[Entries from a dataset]
===
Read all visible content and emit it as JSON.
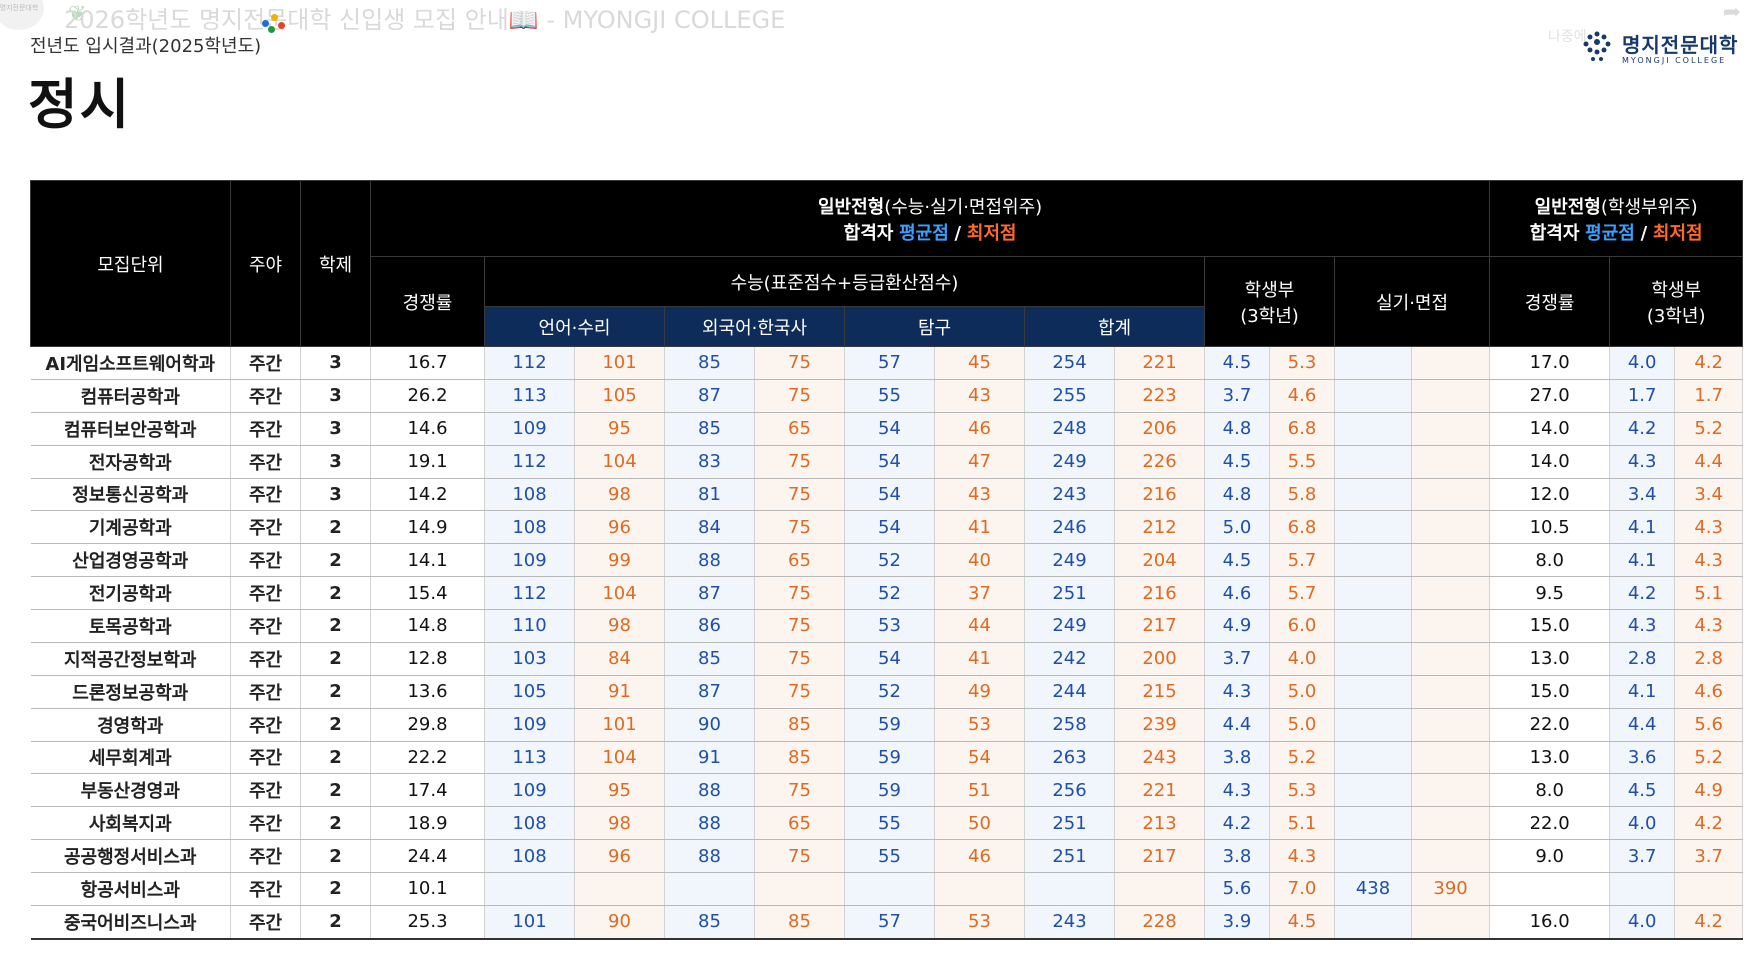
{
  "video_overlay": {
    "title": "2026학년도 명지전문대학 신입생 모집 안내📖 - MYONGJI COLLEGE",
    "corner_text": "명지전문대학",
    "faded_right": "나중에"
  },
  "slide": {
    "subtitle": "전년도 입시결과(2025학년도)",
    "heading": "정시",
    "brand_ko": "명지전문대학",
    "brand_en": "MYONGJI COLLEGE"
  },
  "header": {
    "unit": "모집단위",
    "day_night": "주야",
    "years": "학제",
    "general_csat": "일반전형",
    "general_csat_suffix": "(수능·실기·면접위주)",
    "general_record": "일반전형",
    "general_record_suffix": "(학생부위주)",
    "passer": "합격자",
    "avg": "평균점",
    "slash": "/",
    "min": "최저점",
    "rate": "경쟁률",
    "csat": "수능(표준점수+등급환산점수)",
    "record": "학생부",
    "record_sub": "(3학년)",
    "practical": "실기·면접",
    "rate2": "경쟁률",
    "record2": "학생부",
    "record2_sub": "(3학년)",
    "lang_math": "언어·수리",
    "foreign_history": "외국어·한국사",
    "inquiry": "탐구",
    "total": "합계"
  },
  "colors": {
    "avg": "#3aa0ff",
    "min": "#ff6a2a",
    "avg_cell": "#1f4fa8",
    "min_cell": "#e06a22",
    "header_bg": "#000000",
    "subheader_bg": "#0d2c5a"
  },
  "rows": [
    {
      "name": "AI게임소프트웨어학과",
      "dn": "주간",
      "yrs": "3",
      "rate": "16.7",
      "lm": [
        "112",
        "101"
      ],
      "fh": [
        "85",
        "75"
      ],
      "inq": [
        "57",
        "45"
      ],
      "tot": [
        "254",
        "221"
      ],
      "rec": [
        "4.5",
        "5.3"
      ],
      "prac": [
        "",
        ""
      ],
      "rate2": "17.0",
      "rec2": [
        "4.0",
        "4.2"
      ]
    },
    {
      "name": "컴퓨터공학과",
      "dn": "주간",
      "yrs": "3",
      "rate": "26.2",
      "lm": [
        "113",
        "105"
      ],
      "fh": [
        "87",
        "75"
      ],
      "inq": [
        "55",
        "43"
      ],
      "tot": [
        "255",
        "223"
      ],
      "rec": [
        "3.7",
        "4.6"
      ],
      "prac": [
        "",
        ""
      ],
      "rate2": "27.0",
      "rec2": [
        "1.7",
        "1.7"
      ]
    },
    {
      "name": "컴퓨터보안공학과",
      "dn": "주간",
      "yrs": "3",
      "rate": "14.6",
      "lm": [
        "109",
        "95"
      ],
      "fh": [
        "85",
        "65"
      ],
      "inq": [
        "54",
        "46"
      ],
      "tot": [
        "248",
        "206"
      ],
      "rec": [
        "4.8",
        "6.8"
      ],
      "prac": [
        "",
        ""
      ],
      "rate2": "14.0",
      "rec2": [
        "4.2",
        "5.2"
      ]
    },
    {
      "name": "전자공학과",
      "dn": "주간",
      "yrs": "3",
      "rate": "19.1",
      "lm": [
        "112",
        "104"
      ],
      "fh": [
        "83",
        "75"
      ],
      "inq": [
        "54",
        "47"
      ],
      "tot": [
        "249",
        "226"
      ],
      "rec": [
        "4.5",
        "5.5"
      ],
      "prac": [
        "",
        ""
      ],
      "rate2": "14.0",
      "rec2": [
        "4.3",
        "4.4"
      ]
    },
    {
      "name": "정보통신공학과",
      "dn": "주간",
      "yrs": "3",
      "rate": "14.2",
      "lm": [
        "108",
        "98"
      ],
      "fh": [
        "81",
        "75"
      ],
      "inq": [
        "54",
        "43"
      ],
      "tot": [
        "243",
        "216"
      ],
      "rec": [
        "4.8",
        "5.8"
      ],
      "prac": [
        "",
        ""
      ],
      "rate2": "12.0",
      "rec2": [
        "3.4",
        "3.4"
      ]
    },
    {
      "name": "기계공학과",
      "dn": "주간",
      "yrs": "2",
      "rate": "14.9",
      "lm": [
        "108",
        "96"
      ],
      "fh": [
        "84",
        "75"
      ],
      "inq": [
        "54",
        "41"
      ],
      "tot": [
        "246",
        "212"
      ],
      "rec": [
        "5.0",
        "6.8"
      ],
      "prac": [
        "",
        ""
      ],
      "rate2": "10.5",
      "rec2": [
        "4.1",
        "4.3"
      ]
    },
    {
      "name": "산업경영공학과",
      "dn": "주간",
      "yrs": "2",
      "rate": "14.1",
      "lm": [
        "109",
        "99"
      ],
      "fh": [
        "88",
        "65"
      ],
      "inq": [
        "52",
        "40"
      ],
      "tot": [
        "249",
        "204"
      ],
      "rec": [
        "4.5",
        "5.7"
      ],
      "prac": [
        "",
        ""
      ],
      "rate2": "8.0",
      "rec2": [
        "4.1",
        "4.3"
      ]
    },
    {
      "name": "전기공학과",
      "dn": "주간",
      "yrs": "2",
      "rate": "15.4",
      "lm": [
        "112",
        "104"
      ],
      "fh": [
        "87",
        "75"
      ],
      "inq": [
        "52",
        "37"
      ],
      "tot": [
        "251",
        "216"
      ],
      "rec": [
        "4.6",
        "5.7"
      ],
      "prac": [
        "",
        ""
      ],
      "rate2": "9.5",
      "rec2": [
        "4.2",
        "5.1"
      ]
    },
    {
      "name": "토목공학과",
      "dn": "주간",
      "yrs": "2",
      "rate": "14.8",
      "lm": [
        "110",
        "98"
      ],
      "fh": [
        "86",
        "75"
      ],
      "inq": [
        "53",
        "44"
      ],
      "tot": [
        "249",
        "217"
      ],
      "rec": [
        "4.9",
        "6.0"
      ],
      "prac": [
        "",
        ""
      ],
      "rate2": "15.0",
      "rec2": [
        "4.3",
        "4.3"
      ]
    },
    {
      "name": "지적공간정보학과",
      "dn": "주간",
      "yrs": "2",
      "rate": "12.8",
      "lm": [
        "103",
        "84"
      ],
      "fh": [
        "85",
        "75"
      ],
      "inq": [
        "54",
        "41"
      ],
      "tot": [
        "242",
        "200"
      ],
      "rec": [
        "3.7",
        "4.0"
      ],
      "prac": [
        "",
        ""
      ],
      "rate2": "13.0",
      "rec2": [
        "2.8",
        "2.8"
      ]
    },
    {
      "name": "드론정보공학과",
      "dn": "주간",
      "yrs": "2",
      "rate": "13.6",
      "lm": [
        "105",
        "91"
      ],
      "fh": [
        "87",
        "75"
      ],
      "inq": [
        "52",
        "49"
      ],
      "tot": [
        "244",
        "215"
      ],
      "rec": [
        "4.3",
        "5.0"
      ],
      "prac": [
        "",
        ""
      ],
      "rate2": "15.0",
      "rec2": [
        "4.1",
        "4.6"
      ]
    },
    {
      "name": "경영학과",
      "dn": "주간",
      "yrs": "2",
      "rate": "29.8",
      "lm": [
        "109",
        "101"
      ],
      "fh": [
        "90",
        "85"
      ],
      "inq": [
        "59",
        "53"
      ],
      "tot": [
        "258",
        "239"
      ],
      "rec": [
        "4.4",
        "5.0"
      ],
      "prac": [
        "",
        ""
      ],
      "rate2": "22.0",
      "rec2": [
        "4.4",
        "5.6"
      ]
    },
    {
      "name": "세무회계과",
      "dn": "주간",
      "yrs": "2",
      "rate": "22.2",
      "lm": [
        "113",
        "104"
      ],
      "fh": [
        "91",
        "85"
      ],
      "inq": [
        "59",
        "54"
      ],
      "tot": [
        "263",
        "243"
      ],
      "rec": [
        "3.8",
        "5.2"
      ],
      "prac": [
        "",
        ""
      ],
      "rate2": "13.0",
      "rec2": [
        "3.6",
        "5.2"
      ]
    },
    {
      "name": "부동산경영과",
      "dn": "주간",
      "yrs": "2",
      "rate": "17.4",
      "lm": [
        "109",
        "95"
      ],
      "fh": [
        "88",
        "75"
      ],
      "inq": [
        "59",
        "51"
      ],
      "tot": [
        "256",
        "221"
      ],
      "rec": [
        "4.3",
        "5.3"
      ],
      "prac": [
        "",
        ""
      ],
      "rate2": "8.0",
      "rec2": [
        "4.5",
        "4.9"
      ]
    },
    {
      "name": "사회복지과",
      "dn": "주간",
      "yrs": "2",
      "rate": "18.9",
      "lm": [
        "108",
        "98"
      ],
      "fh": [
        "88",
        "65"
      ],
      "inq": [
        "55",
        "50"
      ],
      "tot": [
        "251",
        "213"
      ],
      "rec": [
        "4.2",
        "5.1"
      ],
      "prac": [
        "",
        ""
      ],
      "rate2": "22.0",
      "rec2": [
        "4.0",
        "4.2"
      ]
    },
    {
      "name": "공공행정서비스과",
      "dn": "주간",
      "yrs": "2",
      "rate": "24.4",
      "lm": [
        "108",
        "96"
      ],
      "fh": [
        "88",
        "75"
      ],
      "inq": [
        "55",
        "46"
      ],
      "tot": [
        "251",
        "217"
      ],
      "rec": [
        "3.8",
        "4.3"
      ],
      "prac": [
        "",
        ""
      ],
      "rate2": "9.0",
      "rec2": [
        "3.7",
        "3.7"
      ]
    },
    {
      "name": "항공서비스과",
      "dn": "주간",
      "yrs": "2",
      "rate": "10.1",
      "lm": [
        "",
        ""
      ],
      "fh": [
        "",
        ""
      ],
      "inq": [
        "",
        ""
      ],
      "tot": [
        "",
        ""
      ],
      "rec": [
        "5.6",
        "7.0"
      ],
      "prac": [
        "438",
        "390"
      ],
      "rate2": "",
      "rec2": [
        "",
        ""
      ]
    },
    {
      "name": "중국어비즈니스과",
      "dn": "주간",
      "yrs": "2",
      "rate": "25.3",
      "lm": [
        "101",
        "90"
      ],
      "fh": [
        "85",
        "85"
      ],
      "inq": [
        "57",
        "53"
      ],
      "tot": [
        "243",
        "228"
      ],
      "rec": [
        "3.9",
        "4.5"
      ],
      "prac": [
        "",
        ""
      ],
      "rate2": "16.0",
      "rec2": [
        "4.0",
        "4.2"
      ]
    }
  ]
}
===
→ **Exercise prompt**:
From the listing above, return each line with the word "일반전형".

→ **Response**:
    "general_csat": "일반전형",
    "general_record": "일반전형",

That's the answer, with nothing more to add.